(Dataset entries)
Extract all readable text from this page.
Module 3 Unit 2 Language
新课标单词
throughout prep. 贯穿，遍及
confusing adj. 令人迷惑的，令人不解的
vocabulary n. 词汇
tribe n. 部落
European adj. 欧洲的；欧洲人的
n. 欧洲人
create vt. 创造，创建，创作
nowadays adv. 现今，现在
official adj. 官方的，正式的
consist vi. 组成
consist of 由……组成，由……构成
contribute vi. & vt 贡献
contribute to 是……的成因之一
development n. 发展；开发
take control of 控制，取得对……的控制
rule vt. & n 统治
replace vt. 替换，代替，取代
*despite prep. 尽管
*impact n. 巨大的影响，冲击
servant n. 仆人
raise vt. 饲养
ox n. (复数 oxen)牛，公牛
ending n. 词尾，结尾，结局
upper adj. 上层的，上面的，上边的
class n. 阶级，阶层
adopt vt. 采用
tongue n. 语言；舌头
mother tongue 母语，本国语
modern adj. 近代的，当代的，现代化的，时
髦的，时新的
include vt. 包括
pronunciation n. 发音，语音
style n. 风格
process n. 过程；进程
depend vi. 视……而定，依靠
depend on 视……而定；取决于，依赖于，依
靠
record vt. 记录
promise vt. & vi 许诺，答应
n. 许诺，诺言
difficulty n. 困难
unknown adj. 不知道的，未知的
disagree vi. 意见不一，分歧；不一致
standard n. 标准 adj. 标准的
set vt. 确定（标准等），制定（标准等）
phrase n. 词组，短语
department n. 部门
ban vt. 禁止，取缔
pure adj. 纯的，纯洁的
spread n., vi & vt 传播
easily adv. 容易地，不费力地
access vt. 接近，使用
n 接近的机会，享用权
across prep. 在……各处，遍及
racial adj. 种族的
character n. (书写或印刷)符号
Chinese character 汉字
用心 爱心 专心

* * *

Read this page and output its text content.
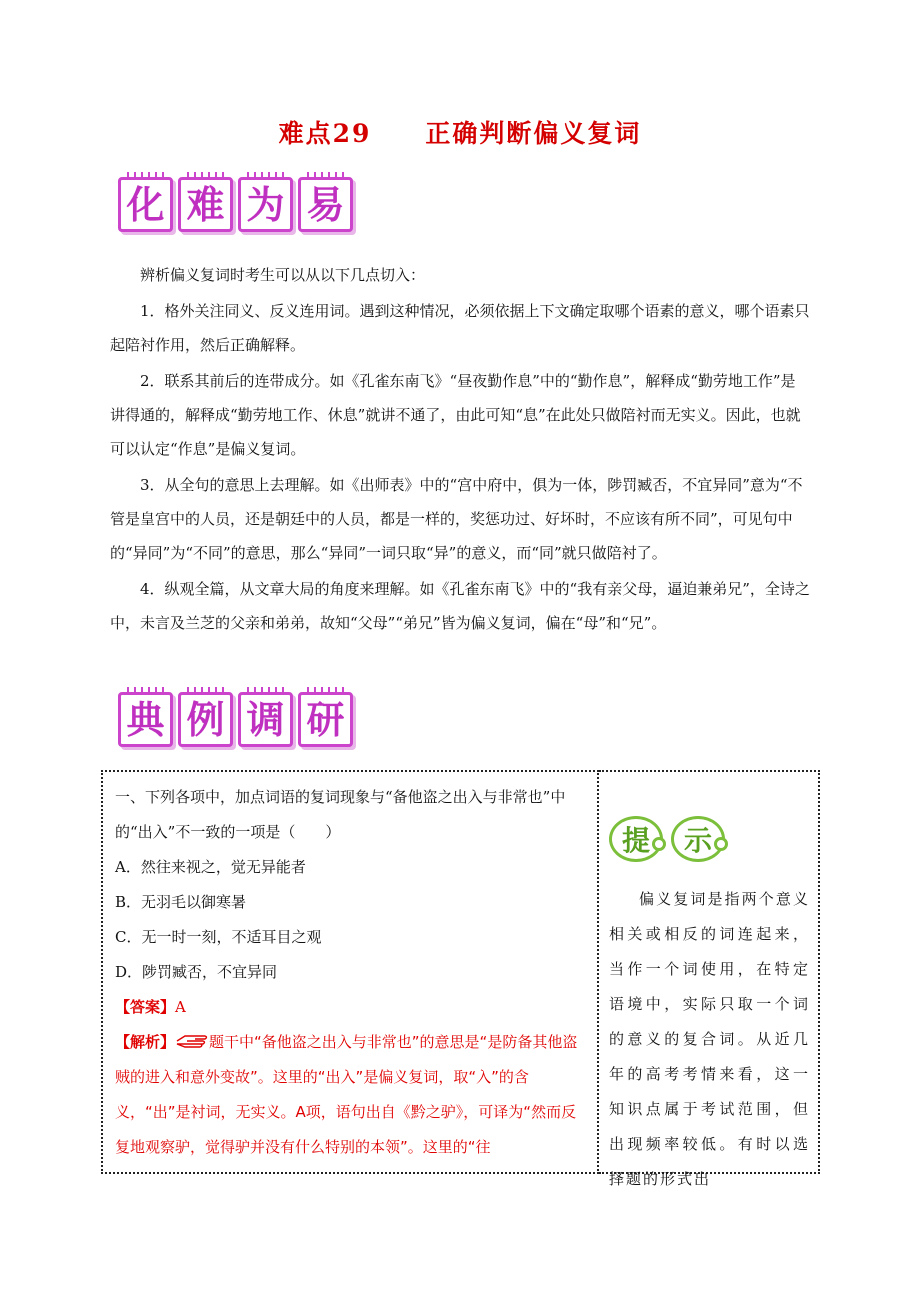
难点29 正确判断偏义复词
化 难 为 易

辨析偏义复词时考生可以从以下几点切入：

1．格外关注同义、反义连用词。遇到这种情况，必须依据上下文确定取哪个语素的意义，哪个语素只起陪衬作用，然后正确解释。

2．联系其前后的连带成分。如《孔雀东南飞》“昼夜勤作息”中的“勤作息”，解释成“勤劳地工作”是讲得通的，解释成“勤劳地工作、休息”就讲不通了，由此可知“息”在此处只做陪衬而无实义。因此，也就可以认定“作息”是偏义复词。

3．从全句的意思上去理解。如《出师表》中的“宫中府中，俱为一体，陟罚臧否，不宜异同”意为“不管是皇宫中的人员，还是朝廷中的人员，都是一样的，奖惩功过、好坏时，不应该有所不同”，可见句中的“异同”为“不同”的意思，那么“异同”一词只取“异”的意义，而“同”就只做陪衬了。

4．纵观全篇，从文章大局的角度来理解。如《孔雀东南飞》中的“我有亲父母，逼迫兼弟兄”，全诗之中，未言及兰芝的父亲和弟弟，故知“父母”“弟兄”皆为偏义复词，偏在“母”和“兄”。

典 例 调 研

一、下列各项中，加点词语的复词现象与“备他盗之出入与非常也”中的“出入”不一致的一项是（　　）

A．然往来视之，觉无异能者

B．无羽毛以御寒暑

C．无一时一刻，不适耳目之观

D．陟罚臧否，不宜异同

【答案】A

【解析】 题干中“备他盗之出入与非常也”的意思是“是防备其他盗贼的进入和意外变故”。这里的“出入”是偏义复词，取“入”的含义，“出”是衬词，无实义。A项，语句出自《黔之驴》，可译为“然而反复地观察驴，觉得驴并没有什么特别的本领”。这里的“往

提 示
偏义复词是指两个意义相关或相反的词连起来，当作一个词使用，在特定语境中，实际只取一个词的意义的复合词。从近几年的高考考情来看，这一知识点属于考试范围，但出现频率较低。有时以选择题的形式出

:: EXERCISE OBJECTIVE ::
Copy each line of the listing that holds the word "不宜异同".

:: WRITTEN RESPONSE ::
3．从全句的意思上去理解。如《出师表》中的“宫中府中，俱为一体，陟罚臧否，不宜异同”意为“不管是皇宫中的人员，还是朝廷中的人员，都是一样的，奖惩功过、好坏时，不应该有所不同”，可见句中的“异同”为“不同”的意思，那么“异同”一词只取“异”的意义，而“同”就只做陪衬了。
D．陟罚臧否，不宜异同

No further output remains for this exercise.